Begin Supplied data
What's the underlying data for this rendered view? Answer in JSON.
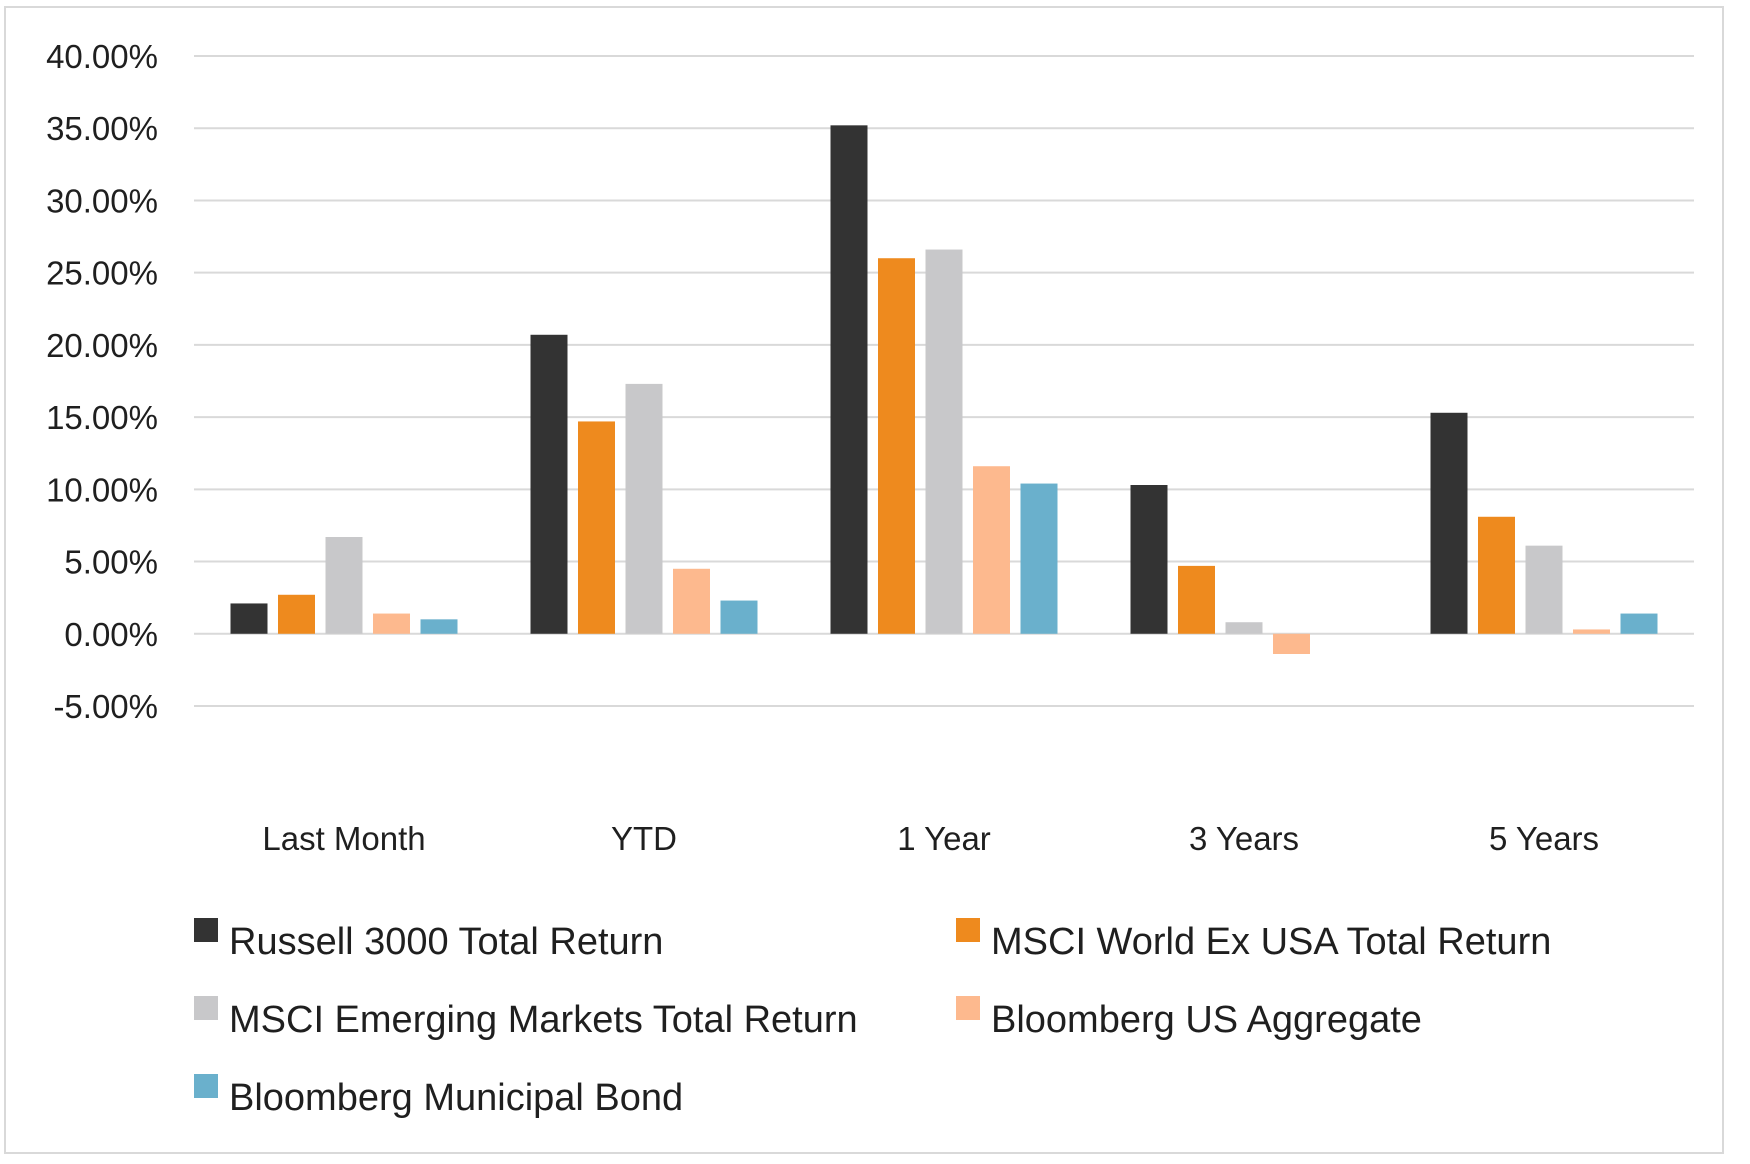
{
  "chart_data": {
    "type": "bar",
    "categories": [
      "Last Month",
      "YTD",
      "1 Year",
      "3 Years",
      "5 Years"
    ],
    "series": [
      {
        "name": "Russell 3000 Total Return",
        "color": "#333333",
        "values": [
          2.1,
          20.7,
          35.2,
          10.3,
          15.3
        ]
      },
      {
        "name": "MSCI World Ex USA Total Return",
        "color": "#ee8a1e",
        "values": [
          2.7,
          14.7,
          26.0,
          4.7,
          8.1
        ]
      },
      {
        "name": "MSCI Emerging Markets Total Return",
        "color": "#c8c8ca",
        "values": [
          6.7,
          17.3,
          26.6,
          0.8,
          6.1
        ]
      },
      {
        "name": "Bloomberg US Aggregate",
        "color": "#fdb98e",
        "values": [
          1.4,
          4.5,
          11.6,
          -1.4,
          0.3
        ]
      },
      {
        "name": "Bloomberg Municipal Bond",
        "color": "#6ab0cc",
        "values": [
          1.0,
          2.3,
          10.4,
          0.0,
          1.4
        ]
      }
    ],
    "ylim": [
      -5,
      40
    ],
    "y_ticks": [
      40,
      35,
      30,
      25,
      20,
      15,
      10,
      5,
      0,
      -5
    ],
    "y_tick_labels": [
      "40.00%",
      "35.00%",
      "30.00%",
      "25.00%",
      "20.00%",
      "15.00%",
      "10.00%",
      "5.00%",
      "0.00%",
      "-5.00%"
    ],
    "grid": true,
    "legend_position": "bottom",
    "title": "",
    "xlabel": "",
    "ylabel": ""
  }
}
End Supplied data
### Exercise details
Repeat the records word for word. Any picture in them should be left out.

### Reply to the exercise
What's the underlying data for this rendered view? Answer in JSON.
{
  "chart_data": {
    "type": "bar",
    "categories": [
      "Last Month",
      "YTD",
      "1 Year",
      "3 Years",
      "5 Years"
    ],
    "series": [
      {
        "name": "Russell 3000 Total Return",
        "color": "#333333",
        "values": [
          2.1,
          20.7,
          35.2,
          10.3,
          15.3
        ]
      },
      {
        "name": "MSCI World Ex USA Total Return",
        "color": "#ee8a1e",
        "values": [
          2.7,
          14.7,
          26.0,
          4.7,
          8.1
        ]
      },
      {
        "name": "MSCI Emerging Markets Total Return",
        "color": "#c8c8ca",
        "values": [
          6.7,
          17.3,
          26.6,
          0.8,
          6.1
        ]
      },
      {
        "name": "Bloomberg US Aggregate",
        "color": "#fdb98e",
        "values": [
          1.4,
          4.5,
          11.6,
          -1.4,
          0.3
        ]
      },
      {
        "name": "Bloomberg Municipal Bond",
        "color": "#6ab0cc",
        "values": [
          1.0,
          2.3,
          10.4,
          0.0,
          1.4
        ]
      }
    ],
    "ylim": [
      -5,
      40
    ],
    "y_ticks": [
      40,
      35,
      30,
      25,
      20,
      15,
      10,
      5,
      0,
      -5
    ],
    "y_tick_labels": [
      "40.00%",
      "35.00%",
      "30.00%",
      "25.00%",
      "20.00%",
      "15.00%",
      "10.00%",
      "5.00%",
      "0.00%",
      "-5.00%"
    ],
    "grid": true,
    "legend_position": "bottom",
    "title": "",
    "xlabel": "",
    "ylabel": ""
  }
}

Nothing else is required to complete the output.